» Task requirements
For every line in the records that has the word "title", make a copy.
=== Provided records ===
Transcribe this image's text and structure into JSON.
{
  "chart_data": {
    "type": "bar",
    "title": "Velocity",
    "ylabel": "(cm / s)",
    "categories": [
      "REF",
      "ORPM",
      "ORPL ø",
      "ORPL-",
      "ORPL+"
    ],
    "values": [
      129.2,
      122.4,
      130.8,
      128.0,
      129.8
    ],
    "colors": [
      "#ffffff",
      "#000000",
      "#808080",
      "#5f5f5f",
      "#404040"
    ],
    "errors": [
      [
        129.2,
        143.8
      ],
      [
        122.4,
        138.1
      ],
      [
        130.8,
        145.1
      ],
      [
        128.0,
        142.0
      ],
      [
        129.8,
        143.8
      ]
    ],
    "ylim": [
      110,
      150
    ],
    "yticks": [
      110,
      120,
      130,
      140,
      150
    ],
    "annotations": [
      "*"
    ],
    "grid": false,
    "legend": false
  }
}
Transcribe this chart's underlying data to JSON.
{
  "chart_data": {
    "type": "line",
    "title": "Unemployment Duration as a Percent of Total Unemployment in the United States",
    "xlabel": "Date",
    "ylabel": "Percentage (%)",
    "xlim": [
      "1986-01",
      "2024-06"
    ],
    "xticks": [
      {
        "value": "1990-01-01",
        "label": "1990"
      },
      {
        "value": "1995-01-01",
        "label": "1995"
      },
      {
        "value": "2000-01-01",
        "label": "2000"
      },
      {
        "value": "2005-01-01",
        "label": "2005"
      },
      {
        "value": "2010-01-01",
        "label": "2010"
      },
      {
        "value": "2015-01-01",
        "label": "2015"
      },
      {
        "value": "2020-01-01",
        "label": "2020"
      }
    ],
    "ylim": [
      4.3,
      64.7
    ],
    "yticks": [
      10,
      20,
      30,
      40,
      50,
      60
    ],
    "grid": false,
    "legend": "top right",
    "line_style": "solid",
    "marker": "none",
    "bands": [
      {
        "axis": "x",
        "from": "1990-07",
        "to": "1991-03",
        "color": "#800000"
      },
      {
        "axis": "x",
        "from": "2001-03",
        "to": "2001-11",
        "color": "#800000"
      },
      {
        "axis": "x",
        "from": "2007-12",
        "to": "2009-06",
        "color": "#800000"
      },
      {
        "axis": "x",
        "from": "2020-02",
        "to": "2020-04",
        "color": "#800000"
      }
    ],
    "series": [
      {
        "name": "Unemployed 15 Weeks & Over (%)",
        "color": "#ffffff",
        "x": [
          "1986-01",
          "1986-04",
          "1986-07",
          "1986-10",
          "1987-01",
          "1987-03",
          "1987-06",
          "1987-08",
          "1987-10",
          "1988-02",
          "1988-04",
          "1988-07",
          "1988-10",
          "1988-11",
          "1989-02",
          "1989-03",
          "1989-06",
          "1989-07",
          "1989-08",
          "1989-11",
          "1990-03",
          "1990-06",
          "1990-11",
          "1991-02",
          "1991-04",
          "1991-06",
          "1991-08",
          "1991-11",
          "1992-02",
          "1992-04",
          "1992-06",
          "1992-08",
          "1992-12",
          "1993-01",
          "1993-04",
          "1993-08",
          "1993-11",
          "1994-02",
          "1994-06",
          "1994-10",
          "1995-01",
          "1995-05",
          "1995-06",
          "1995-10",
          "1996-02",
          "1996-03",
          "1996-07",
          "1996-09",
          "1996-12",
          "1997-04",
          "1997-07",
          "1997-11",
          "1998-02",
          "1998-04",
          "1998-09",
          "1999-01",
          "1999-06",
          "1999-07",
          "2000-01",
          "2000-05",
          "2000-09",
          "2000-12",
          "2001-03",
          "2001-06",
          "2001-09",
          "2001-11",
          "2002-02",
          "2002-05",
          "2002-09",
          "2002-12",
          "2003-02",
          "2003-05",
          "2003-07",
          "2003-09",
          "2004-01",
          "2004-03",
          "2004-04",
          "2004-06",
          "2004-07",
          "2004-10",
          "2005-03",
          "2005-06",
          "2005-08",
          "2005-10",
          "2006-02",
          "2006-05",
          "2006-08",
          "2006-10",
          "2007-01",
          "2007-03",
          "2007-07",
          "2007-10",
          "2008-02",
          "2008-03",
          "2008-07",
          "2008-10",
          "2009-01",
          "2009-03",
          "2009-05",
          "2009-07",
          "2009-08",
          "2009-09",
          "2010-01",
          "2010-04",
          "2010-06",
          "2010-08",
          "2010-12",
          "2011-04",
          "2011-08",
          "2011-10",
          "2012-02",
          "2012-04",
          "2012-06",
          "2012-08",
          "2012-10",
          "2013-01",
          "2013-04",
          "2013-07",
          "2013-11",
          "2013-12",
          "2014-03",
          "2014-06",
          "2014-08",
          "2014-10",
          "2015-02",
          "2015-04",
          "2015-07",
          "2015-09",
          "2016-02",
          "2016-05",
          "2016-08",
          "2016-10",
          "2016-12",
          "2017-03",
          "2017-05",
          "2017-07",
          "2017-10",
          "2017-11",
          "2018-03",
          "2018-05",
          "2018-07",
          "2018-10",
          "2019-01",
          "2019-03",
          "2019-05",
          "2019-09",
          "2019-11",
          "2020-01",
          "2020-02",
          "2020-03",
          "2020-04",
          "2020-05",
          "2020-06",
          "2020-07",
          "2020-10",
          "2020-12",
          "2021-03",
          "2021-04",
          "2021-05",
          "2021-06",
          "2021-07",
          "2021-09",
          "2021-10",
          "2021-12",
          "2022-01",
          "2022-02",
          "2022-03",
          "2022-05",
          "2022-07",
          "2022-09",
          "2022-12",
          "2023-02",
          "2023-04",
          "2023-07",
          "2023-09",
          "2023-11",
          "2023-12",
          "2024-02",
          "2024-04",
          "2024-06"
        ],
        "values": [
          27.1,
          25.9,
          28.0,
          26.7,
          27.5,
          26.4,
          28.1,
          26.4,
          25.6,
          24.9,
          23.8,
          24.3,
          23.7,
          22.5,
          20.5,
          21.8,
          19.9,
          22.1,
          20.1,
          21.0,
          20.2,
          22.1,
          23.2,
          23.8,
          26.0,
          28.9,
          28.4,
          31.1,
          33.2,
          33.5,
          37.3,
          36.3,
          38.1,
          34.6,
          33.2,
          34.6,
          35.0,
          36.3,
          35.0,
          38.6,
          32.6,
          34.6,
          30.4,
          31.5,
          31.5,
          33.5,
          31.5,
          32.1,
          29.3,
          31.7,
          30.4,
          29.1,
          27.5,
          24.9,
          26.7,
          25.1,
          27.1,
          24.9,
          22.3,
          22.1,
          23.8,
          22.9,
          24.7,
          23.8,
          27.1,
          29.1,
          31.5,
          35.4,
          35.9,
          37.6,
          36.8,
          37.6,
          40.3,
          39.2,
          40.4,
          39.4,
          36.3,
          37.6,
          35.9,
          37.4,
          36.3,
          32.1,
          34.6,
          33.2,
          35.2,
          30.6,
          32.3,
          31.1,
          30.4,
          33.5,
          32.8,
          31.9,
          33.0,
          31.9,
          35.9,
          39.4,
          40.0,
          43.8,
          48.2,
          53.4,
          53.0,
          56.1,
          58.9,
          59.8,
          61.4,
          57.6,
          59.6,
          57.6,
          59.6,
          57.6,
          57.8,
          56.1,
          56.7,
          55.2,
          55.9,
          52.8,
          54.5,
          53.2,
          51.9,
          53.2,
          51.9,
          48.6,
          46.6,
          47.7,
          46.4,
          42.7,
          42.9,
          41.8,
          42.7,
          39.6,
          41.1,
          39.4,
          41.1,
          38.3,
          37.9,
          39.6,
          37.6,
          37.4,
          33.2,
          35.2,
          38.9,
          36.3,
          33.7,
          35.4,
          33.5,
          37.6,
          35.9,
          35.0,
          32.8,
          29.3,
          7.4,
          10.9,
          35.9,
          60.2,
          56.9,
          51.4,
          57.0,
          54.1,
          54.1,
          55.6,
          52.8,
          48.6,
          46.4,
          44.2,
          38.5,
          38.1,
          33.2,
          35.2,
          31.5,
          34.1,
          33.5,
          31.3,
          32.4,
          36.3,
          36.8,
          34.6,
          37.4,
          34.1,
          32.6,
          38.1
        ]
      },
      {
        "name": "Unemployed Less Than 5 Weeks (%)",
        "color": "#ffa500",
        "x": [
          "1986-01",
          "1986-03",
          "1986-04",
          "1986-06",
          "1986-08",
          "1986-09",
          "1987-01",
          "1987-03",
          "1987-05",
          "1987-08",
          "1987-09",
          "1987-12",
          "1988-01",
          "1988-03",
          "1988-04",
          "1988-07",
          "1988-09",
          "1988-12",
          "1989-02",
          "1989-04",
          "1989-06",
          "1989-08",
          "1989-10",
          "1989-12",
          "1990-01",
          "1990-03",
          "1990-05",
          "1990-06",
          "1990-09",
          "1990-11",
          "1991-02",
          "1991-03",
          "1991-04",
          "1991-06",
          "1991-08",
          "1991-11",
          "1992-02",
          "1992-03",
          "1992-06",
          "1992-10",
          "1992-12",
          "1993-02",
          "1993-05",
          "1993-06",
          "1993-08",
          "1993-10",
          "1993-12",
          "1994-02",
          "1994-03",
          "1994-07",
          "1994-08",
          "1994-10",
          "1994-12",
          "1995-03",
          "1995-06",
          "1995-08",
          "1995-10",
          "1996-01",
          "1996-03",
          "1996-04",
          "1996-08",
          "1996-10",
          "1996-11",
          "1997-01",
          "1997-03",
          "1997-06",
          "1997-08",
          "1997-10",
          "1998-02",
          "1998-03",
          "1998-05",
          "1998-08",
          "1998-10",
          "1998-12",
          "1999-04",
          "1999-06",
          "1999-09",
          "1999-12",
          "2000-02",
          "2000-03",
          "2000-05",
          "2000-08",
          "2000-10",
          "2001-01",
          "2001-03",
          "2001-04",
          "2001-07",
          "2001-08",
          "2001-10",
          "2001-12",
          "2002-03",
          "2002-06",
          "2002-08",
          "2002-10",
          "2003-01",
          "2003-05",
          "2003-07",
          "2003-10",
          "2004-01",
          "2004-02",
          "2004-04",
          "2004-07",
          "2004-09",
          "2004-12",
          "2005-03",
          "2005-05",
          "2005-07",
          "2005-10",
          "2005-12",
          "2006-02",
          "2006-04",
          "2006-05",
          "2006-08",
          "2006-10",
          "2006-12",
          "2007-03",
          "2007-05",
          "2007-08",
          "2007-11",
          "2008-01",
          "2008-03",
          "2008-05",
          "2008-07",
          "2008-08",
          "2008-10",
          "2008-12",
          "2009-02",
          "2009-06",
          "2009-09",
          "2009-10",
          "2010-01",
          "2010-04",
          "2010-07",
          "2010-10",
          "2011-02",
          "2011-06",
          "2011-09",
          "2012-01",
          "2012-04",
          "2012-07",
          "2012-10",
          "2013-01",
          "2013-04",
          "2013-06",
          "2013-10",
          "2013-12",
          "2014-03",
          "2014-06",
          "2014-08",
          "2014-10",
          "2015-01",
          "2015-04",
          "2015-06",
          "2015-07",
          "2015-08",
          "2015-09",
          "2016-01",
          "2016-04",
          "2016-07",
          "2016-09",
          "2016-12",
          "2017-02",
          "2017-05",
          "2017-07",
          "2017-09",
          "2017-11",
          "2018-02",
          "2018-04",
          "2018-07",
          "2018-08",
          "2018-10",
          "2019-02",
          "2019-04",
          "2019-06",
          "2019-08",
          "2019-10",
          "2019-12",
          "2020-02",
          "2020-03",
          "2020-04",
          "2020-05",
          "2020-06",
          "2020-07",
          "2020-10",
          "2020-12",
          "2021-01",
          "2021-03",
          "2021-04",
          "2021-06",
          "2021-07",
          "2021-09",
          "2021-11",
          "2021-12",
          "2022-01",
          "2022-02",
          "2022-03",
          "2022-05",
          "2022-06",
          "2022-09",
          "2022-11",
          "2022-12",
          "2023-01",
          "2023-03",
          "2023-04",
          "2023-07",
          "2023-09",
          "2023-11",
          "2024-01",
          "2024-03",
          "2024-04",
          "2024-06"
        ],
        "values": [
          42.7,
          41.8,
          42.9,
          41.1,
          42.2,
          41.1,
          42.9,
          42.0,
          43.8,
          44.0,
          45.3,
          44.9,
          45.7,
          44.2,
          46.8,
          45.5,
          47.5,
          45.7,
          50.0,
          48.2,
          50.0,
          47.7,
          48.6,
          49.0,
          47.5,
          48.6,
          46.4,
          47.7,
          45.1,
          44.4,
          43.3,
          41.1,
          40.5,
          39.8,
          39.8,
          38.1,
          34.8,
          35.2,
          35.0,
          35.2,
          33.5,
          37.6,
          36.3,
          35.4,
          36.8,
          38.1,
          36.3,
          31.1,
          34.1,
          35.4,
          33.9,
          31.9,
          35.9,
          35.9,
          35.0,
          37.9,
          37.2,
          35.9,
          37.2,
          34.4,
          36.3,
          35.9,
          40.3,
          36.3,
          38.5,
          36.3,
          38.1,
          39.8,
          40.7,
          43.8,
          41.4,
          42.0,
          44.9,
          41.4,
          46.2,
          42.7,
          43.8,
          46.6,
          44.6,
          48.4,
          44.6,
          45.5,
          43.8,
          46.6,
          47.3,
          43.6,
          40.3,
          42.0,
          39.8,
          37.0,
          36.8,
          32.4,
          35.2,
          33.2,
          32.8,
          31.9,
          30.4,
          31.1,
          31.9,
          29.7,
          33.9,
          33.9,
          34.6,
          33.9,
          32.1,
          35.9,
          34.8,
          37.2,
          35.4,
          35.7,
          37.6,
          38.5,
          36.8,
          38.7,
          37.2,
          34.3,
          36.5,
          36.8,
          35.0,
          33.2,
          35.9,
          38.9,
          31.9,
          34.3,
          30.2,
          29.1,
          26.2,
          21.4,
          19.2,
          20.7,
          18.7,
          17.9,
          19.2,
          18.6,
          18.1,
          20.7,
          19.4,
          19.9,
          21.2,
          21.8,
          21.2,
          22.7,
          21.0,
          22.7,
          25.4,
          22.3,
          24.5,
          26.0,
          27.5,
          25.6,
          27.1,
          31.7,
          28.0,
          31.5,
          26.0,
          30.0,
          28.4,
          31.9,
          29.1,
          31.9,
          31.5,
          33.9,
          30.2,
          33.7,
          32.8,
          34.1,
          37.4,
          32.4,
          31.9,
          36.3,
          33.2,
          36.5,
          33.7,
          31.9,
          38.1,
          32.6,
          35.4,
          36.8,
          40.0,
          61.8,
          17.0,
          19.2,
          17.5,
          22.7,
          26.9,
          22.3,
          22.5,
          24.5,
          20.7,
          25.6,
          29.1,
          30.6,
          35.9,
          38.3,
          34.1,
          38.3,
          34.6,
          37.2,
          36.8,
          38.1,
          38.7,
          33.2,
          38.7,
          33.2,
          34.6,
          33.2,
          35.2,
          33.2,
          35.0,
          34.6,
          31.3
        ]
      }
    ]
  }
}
===
» Result for this task
    "title": "Velocity",
    "title": "Unemployment Duration as a Percent of Total Unemployment in the United States",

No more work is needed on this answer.